- _DO THIS_
Go through the listing below and list every line with "document".
START MATERIAL FOR THE TASK
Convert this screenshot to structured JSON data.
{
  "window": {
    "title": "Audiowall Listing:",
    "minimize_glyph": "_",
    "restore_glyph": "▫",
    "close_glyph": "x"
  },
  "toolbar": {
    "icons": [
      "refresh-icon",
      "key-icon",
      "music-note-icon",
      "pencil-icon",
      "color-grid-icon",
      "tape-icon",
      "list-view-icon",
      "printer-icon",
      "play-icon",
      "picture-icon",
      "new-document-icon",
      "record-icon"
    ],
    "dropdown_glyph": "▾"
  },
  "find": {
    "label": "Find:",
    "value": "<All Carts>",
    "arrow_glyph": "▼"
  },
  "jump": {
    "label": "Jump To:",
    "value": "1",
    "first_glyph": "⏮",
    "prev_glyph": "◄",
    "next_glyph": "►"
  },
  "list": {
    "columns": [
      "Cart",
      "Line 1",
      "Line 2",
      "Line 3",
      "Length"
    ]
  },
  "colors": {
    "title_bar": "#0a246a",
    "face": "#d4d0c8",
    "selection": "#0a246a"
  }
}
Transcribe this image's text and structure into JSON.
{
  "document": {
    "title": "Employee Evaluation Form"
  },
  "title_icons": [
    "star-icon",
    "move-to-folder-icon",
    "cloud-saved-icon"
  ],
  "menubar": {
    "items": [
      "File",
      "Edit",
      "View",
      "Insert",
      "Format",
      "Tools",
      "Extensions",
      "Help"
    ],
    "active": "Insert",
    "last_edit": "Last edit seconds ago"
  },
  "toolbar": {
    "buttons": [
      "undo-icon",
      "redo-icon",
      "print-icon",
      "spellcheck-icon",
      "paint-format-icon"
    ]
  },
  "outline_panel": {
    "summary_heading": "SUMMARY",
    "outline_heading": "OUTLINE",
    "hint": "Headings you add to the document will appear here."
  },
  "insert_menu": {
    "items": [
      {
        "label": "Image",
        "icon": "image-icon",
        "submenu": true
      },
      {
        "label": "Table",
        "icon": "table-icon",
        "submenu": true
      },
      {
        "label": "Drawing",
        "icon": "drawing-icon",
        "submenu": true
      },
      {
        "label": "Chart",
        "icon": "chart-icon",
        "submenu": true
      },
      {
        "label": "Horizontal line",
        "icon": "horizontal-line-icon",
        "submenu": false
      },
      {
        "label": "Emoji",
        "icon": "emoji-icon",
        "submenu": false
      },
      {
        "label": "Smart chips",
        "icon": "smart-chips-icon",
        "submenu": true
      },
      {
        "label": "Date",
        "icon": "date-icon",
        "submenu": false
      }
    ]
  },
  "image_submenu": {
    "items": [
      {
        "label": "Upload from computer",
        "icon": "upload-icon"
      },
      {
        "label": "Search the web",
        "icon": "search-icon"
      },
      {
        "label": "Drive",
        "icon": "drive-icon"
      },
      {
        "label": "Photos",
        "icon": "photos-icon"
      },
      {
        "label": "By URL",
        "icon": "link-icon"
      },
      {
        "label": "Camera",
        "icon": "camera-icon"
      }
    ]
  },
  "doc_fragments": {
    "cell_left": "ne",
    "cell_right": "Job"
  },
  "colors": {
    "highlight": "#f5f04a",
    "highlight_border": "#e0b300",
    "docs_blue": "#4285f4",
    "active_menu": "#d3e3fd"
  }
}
END MATERIAL FOR THE TASK
- _SOLUTION_
      "new-document-icon",
  "document": {
    "hint": "Headings you add to the document will appear here."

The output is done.